Problem to work on:
Collect each line of the entries that holds the string "capital".

──────── Supplied records ────────

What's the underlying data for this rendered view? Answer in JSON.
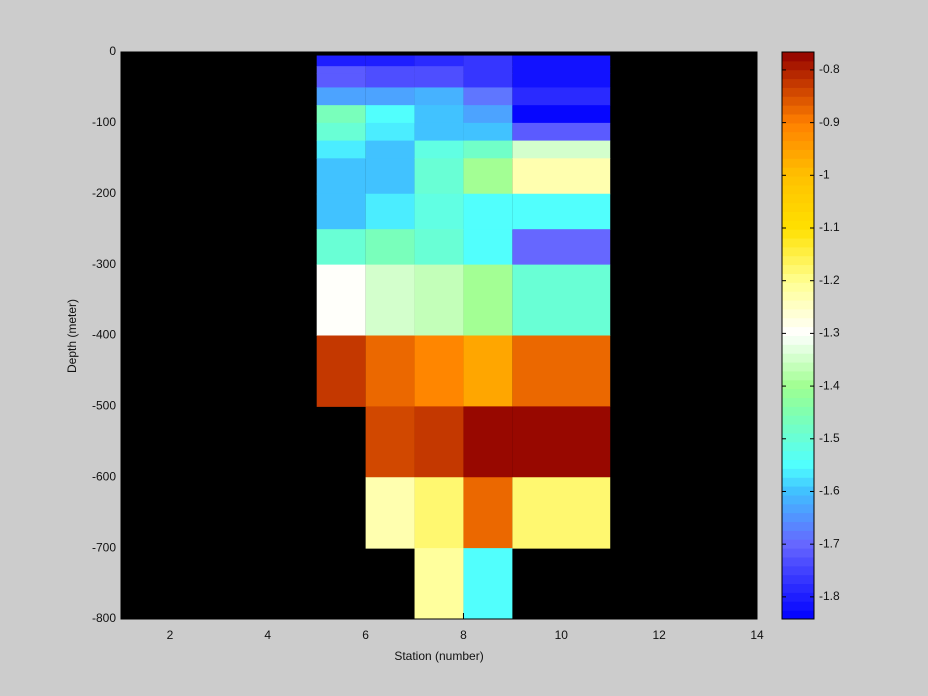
{
  "chart_data": {
    "type": "heatmap",
    "xlabel": "Station (number)",
    "ylabel": "Depth (meter)",
    "x_edges": [
      5,
      6,
      7,
      8,
      9,
      11
    ],
    "y_edges": [
      -5,
      -20,
      -30,
      -50,
      -75,
      -100,
      -125,
      -150,
      -200,
      -250,
      -300,
      -400,
      -500,
      -600,
      -700,
      -800
    ],
    "values": [
      [
        -1.8,
        -1.8,
        -1.78,
        -1.76,
        -1.82
      ],
      [
        -1.71,
        -1.74,
        -1.73,
        -1.76,
        -1.82
      ],
      [
        -1.71,
        -1.74,
        -1.73,
        -1.76,
        -1.82
      ],
      [
        -1.63,
        -1.63,
        -1.62,
        -1.68,
        -1.78
      ],
      [
        -1.47,
        -1.55,
        -1.6,
        -1.63,
        -1.84
      ],
      [
        -1.5,
        -1.57,
        -1.6,
        -1.6,
        -1.71
      ],
      [
        -1.57,
        -1.6,
        -1.52,
        -1.48,
        -1.35
      ],
      [
        -1.6,
        -1.6,
        -1.49,
        -1.4,
        -1.22
      ],
      [
        -1.6,
        -1.56,
        -1.52,
        -1.55,
        -1.55
      ],
      [
        -1.49,
        -1.46,
        -1.49,
        -1.55,
        -1.7
      ],
      [
        -1.3,
        -1.34,
        -1.37,
        -1.4,
        -1.49
      ],
      [
        -0.82,
        -0.88,
        -0.91,
        -0.96,
        -0.88
      ],
      [
        null,
        -0.85,
        -0.82,
        -0.77,
        -0.77
      ],
      [
        null,
        -1.22,
        -1.18,
        -0.88,
        -1.18
      ],
      [
        null,
        null,
        -1.21,
        -1.55,
        null
      ]
    ],
    "xlim": [
      1,
      14
    ],
    "ylim": [
      -800,
      0
    ],
    "xticks": [
      2,
      4,
      6,
      8,
      10,
      12,
      14
    ],
    "yticks": [
      0,
      -100,
      -200,
      -300,
      -400,
      -500,
      -600,
      -700,
      -800
    ],
    "background": "#000000",
    "clim": [
      -1.842,
      -0.766
    ],
    "color_levels": 64,
    "colorscale": [
      [
        -1.842,
        "#0000ff"
      ],
      [
        -1.7,
        "#6666ff"
      ],
      [
        -1.6,
        "#40c0ff"
      ],
      [
        -1.55,
        "#50ffff"
      ],
      [
        -1.45,
        "#80ffb0"
      ],
      [
        -1.4,
        "#a0ff90"
      ],
      [
        -1.3,
        "#ffffff"
      ],
      [
        -1.2,
        "#ffff90"
      ],
      [
        -1.1,
        "#ffe000"
      ],
      [
        -1.0,
        "#ffc000"
      ],
      [
        -0.9,
        "#ff8000"
      ],
      [
        -0.8,
        "#b02000"
      ],
      [
        -0.766,
        "#900000"
      ]
    ],
    "colorbar_ticks": [
      -0.8,
      -0.9,
      -1,
      -1.1,
      -1.2,
      -1.3,
      -1.4,
      -1.5,
      -1.6,
      -1.7,
      -1.8
    ]
  }
}
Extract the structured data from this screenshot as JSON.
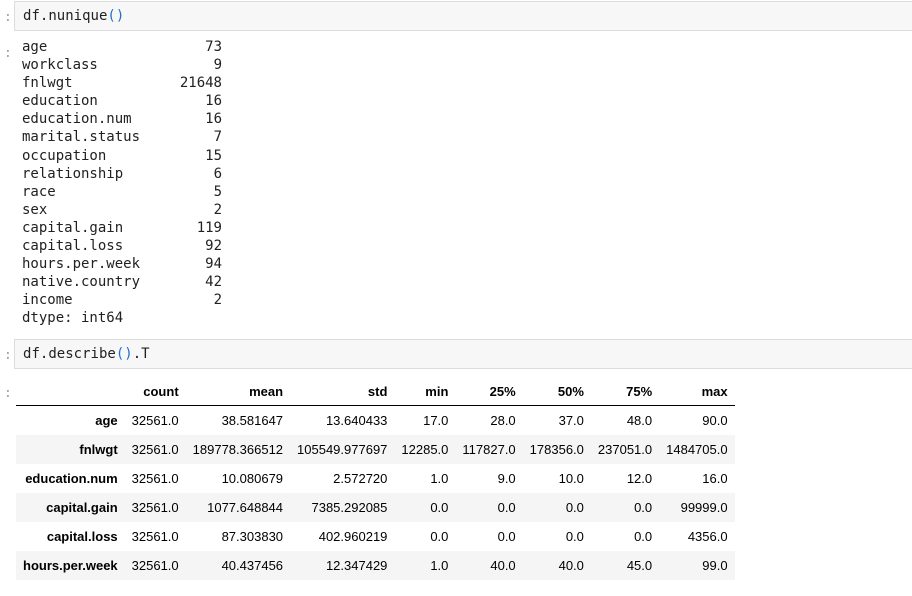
{
  "cell1": {
    "prompt": ":",
    "code": "df.nunique()",
    "output_prompt": ":",
    "series": [
      {
        "name": "age",
        "value": "73"
      },
      {
        "name": "workclass",
        "value": "9"
      },
      {
        "name": "fnlwgt",
        "value": "21648"
      },
      {
        "name": "education",
        "value": "16"
      },
      {
        "name": "education.num",
        "value": "16"
      },
      {
        "name": "marital.status",
        "value": "7"
      },
      {
        "name": "occupation",
        "value": "15"
      },
      {
        "name": "relationship",
        "value": "6"
      },
      {
        "name": "race",
        "value": "5"
      },
      {
        "name": "sex",
        "value": "2"
      },
      {
        "name": "capital.gain",
        "value": "119"
      },
      {
        "name": "capital.loss",
        "value": "92"
      },
      {
        "name": "hours.per.week",
        "value": "94"
      },
      {
        "name": "native.country",
        "value": "42"
      },
      {
        "name": "income",
        "value": "2"
      }
    ],
    "dtype": "dtype: int64"
  },
  "cell2": {
    "prompt": ":",
    "code": "df.describe().T",
    "output_prompt": ":",
    "table": {
      "columns": [
        "count",
        "mean",
        "std",
        "min",
        "25%",
        "50%",
        "75%",
        "max"
      ],
      "rows": [
        {
          "index": "age",
          "values": [
            "32561.0",
            "38.581647",
            "13.640433",
            "17.0",
            "28.0",
            "37.0",
            "48.0",
            "90.0"
          ]
        },
        {
          "index": "fnlwgt",
          "values": [
            "32561.0",
            "189778.366512",
            "105549.977697",
            "12285.0",
            "117827.0",
            "178356.0",
            "237051.0",
            "1484705.0"
          ]
        },
        {
          "index": "education.num",
          "values": [
            "32561.0",
            "10.080679",
            "2.572720",
            "1.0",
            "9.0",
            "10.0",
            "12.0",
            "16.0"
          ]
        },
        {
          "index": "capital.gain",
          "values": [
            "32561.0",
            "1077.648844",
            "7385.292085",
            "0.0",
            "0.0",
            "0.0",
            "0.0",
            "99999.0"
          ]
        },
        {
          "index": "capital.loss",
          "values": [
            "32561.0",
            "87.303830",
            "402.960219",
            "0.0",
            "0.0",
            "0.0",
            "0.0",
            "4356.0"
          ]
        },
        {
          "index": "hours.per.week",
          "values": [
            "32561.0",
            "40.437456",
            "12.347429",
            "1.0",
            "40.0",
            "40.0",
            "45.0",
            "99.0"
          ]
        }
      ]
    }
  }
}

────────

Written response:
        "name": "capital.gain",
        "name": "capital.loss",
          "index": "capital.gain",
          "index": "capital.loss",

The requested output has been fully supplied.